La maison des vieux cons

Le 6 Septembre 2011

Je viens de terminer Mon chien Stupide de John Fante, le roman le plus drôlement désespéré sur le temps qui passe. Comme n'importe quel mortel, la vieillesse m'obsède moi aussi. Lorsqu'il m'arrive de boire avec démesure, je fais souvent mon numéro d'exorciste de la peur en décrivant à l'assemblée le pronostic peu reluisant des années qui m'attendent. Souvent tout le monde rit sauf ma moitié qui me trouve lourd et morbide.

Partant du postulat que les hommes vieillissent moins bien que les femmes (qui me contredira?), je m'imagine, dans trente ans, être devenu un vieux chiant bramant à qui veut bien encore l'entendre qu'il est un éternel incompris. Mes enfants auront fondé leur famille, mes petits-enfants auront peur de moi et Anne m'aura quitté depuis belle lurette, épuisée par mon radotage et dégoûtée par mon déclin physique. Comme je m'ennuie seul, que je n'aime pas les chats et qu'il n'y aucune raison que mes congénères masculins évoluent mieux que moi, je me vois bien finir mes jours dans une petite maison en Toscane (repérée cet été) avec quelques vieux amis mâles tout aussi décatis que moi. Nous passerons nos journées loin du bruit et de la fureur à boire du vin de l'année sur notre terrasse ombragée. Le soir, une mamma du cru viendra nous préparer des pâtes all'amatriciana et nous amener encore plus de vin. De temps en temps, nos familles viendront nous voir le dimanche, nous serons heureux de les voir arriver et tristes de les voir repartir en fin d'après-midi. Alors, nous écouterons Art Tatum à toute berzingue en jouant au poker jusqu’à pas d’heure. Puis, lentement, un par un, nous nous éteindrons en laissant la place à un plus vaillant que nous et nos cendres seront dispersées le long des oliviers. Et puis, je sais pas.

-- Données enregistrées --
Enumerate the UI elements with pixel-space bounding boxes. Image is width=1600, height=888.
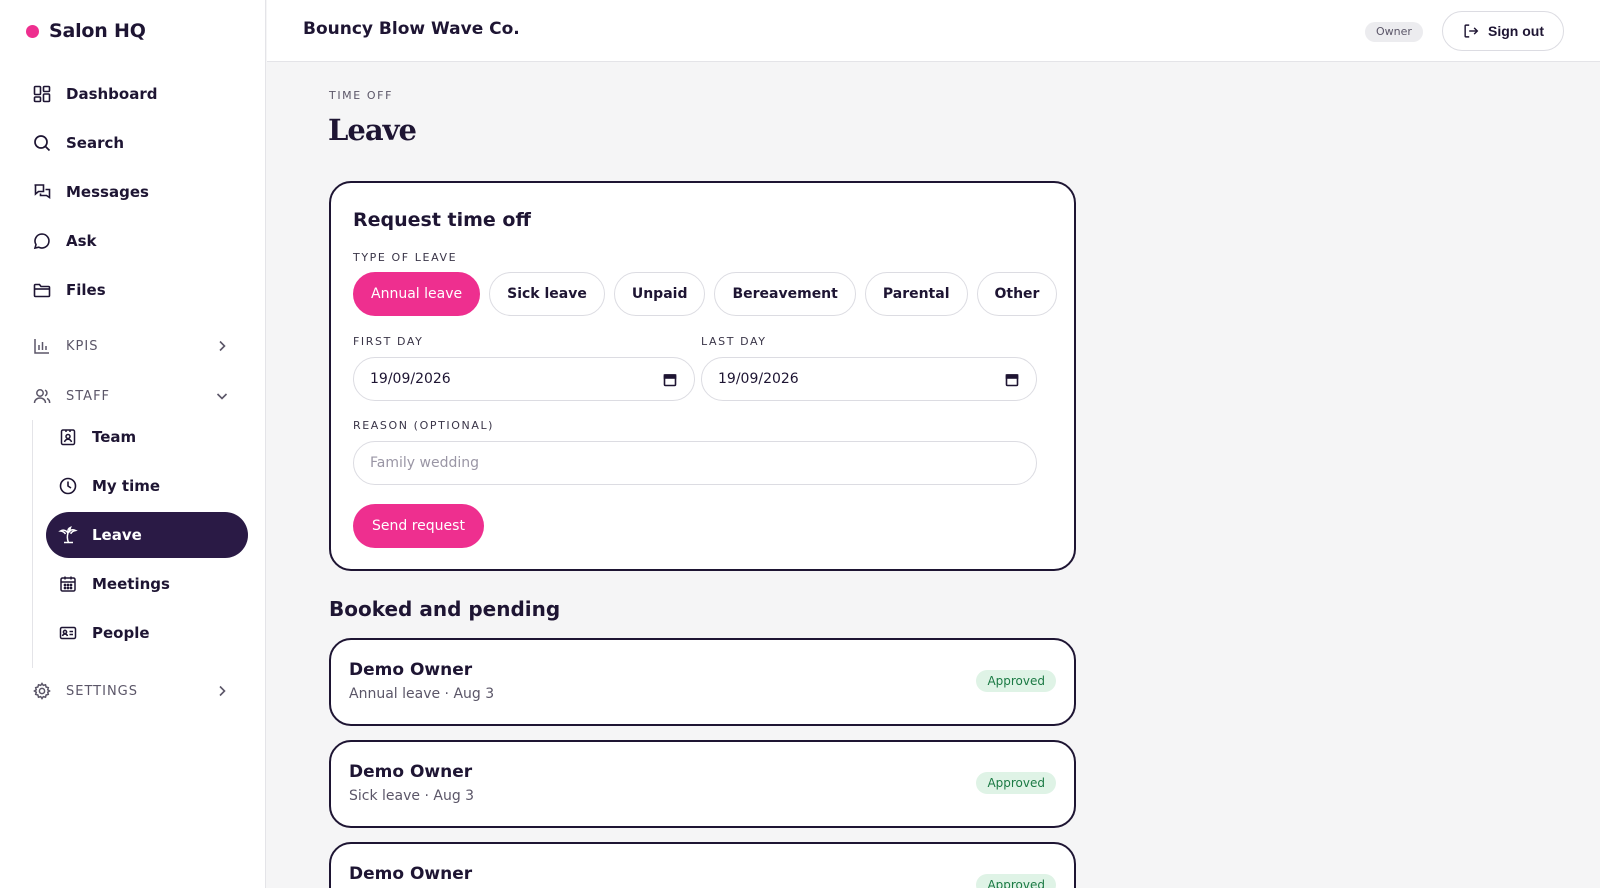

-- Travail demandé --
Traduisez en anglais la phrase suivante du texte sur la vieillesse : « Le soir, une mamma du cru viendra nous préparer des pâtes all'amatriciana et nous amener encore plus de vin. »

-- La réponse --
In the evening, a local mamma will come to cook us pasta all'amatriciana and bring us even more wine.